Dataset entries
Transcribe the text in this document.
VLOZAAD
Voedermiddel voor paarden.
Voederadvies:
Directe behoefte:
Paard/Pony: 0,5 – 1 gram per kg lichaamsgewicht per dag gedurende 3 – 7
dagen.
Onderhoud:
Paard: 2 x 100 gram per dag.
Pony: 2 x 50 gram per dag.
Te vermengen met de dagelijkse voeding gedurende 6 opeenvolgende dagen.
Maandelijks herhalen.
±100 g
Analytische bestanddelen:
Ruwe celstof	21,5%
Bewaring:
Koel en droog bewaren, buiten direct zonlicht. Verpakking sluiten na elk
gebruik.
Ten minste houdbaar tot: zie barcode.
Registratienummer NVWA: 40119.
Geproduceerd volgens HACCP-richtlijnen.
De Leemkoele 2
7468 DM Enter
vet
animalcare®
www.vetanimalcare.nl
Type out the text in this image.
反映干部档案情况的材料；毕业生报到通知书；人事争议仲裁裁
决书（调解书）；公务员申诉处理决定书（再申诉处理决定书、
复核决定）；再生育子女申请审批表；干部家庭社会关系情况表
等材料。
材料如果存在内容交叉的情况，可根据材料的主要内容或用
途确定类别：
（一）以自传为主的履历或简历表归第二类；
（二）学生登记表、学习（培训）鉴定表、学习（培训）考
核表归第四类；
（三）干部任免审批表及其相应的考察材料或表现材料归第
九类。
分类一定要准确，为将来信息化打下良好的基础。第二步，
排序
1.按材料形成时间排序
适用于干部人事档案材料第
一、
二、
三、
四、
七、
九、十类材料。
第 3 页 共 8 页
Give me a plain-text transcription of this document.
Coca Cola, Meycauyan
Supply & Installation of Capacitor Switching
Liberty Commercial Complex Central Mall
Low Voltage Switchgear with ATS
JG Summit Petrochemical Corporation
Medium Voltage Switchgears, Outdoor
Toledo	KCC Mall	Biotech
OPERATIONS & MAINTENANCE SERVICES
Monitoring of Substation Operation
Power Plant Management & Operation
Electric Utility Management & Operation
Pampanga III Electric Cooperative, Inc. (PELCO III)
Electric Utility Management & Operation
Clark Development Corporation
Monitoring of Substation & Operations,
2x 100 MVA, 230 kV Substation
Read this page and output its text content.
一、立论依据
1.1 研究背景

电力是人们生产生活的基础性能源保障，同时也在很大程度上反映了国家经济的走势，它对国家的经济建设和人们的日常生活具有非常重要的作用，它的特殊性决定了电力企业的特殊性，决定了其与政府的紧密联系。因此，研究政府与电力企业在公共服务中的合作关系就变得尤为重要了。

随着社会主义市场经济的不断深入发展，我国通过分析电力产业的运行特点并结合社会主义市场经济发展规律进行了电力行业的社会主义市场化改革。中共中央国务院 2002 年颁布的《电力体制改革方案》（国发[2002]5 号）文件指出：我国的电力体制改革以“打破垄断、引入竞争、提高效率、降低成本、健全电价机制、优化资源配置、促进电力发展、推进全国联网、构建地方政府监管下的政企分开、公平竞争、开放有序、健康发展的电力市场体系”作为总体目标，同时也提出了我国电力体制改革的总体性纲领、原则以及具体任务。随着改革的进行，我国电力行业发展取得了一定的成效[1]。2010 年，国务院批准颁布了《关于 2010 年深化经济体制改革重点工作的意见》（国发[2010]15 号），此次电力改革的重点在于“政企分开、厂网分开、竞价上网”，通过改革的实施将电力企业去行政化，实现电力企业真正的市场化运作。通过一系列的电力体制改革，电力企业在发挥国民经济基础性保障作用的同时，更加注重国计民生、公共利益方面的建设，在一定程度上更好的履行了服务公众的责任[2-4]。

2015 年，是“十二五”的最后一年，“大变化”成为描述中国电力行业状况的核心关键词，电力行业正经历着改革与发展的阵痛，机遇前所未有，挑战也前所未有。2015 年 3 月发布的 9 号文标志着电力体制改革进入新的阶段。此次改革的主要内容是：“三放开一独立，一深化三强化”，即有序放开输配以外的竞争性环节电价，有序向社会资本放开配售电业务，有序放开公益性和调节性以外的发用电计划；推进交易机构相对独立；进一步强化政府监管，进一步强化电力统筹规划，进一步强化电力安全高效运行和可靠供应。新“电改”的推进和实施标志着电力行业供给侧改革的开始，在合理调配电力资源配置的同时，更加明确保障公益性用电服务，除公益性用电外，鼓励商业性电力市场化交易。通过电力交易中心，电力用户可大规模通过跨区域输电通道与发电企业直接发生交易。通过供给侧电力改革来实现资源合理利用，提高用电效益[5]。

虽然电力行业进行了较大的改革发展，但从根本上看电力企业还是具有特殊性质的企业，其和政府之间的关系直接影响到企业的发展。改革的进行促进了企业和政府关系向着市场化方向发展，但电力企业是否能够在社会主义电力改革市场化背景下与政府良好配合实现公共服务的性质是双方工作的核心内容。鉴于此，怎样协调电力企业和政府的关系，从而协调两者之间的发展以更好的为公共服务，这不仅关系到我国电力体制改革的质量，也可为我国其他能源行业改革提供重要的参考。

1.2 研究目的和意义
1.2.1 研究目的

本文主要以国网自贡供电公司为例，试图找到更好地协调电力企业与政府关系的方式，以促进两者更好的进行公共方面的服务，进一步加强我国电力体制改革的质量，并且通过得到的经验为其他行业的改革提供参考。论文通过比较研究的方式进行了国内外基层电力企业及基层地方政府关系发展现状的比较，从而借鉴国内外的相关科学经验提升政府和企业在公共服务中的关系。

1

**WHAT THIS TASK INVOLVES**
Write all of the records out again exactly.

**SOLUTION FOR THIS EXERCISE**
Transcribe the text in this document.
VLOZAAD
Voedermiddel voor paarden.
Voederadvies:
Directe behoefte:
Paard/Pony: 0,5 – 1 gram per kg lichaamsgewicht per dag gedurende 3 – 7
dagen.
Onderhoud:
Paard: 2 x 100 gram per dag.
Pony: 2 x 50 gram per dag.
Te vermengen met de dagelijkse voeding gedurende 6 opeenvolgende dagen.
Maandelijks herhalen.
±100 g
Analytische bestanddelen:
Ruwe celstof	21,5%
Bewaring:
Koel en droog bewaren, buiten direct zonlicht. Verpakking sluiten na elk
gebruik.
Ten minste houdbaar tot: zie barcode.
Registratienummer NVWA: 40119.
Geproduceerd volgens HACCP-richtlijnen.
De Leemkoele 2
7468 DM Enter
vet
animalcare®
www.vetanimalcare.nl
Type out the text in this image.
反映干部档案情况的材料；毕业生报到通知书；人事争议仲裁裁
决书（调解书）；公务员申诉处理决定书（再申诉处理决定书、
复核决定）；再生育子女申请审批表；干部家庭社会关系情况表
等材料。
材料如果存在内容交叉的情况，可根据材料的主要内容或用
途确定类别：
（一）以自传为主的履历或简历表归第二类；
（二）学生登记表、学习（培训）鉴定表、学习（培训）考
核表归第四类；
（三）干部任免审批表及其相应的考察材料或表现材料归第
九类。
分类一定要准确，为将来信息化打下良好的基础。第二步，
排序
1.按材料形成时间排序
适用于干部人事档案材料第
一、
二、
三、
四、
七、
九、十类材料。
第 3 页 共 8 页
Give me a plain-text transcription of this document.
Coca Cola, Meycauyan
Supply & Installation of Capacitor Switching
Liberty Commercial Complex Central Mall
Low Voltage Switchgear with ATS
JG Summit Petrochemical Corporation
Medium Voltage Switchgears, Outdoor
Toledo	KCC Mall	Biotech
OPERATIONS & MAINTENANCE SERVICES
Monitoring of Substation Operation
Power Plant Management & Operation
Electric Utility Management & Operation
Pampanga III Electric Cooperative, Inc. (PELCO III)
Electric Utility Management & Operation
Clark Development Corporation
Monitoring of Substation & Operations,
2x 100 MVA, 230 kV Substation
Read this page and output its text content.
一、立论依据
1.1 研究背景

电力是人们生产生活的基础性能源保障，同时也在很大程度上反映了国家经济的走势，它对国家的经济建设和人们的日常生活具有非常重要的作用，它的特殊性决定了电力企业的特殊性，决定了其与政府的紧密联系。因此，研究政府与电力企业在公共服务中的合作关系就变得尤为重要了。

随着社会主义市场经济的不断深入发展，我国通过分析电力产业的运行特点并结合社会主义市场经济发展规律进行了电力行业的社会主义市场化改革。中共中央国务院 2002 年颁布的《电力体制改革方案》（国发[2002]5 号）文件指出：我国的电力体制改革以“打破垄断、引入竞争、提高效率、降低成本、健全电价机制、优化资源配置、促进电力发展、推进全国联网、构建地方政府监管下的政企分开、公平竞争、开放有序、健康发展的电力市场体系”作为总体目标，同时也提出了我国电力体制改革的总体性纲领、原则以及具体任务。随着改革的进行，我国电力行业发展取得了一定的成效[1]。2010 年，国务院批准颁布了《关于 2010 年深化经济体制改革重点工作的意见》（国发[2010]15 号），此次电力改革的重点在于“政企分开、厂网分开、竞价上网”，通过改革的实施将电力企业去行政化，实现电力企业真正的市场化运作。通过一系列的电力体制改革，电力企业在发挥国民经济基础性保障作用的同时，更加注重国计民生、公共利益方面的建设，在一定程度上更好的履行了服务公众的责任[2-4]。

2015 年，是“十二五”的最后一年，“大变化”成为描述中国电力行业状况的核心关键词，电力行业正经历着改革与发展的阵痛，机遇前所未有，挑战也前所未有。2015 年 3 月发布的 9 号文标志着电力体制改革进入新的阶段。此次改革的主要内容是：“三放开一独立，一深化三强化”，即有序放开输配以外的竞争性环节电价，有序向社会资本放开配售电业务，有序放开公益性和调节性以外的发用电计划；推进交易机构相对独立；进一步强化政府监管，进一步强化电力统筹规划，进一步强化电力安全高效运行和可靠供应。新“电改”的推进和实施标志着电力行业供给侧改革的开始，在合理调配电力资源配置的同时，更加明确保障公益性用电服务，除公益性用电外，鼓励商业性电力市场化交易。通过电力交易中心，电力用户可大规模通过跨区域输电通道与发电企业直接发生交易。通过供给侧电力改革来实现资源合理利用，提高用电效益[5]。

虽然电力行业进行了较大的改革发展，但从根本上看电力企业还是具有特殊性质的企业，其和政府之间的关系直接影响到企业的发展。改革的进行促进了企业和政府关系向着市场化方向发展，但电力企业是否能够在社会主义电力改革市场化背景下与政府良好配合实现公共服务的性质是双方工作的核心内容。鉴于此，怎样协调电力企业和政府的关系，从而协调两者之间的发展以更好的为公共服务，这不仅关系到我国电力体制改革的质量，也可为我国其他能源行业改革提供重要的参考。

1.2 研究目的和意义
1.2.1 研究目的

本文主要以国网自贡供电公司为例，试图找到更好地协调电力企业与政府关系的方式，以促进两者更好的进行公共方面的服务，进一步加强我国电力体制改革的质量，并且通过得到的经验为其他行业的改革提供参考。论文通过比较研究的方式进行了国内外基层电力企业及基层地方政府关系发展现状的比较，从而借鉴国内外的相关科学经验提升政府和企业在公共服务中的关系。

1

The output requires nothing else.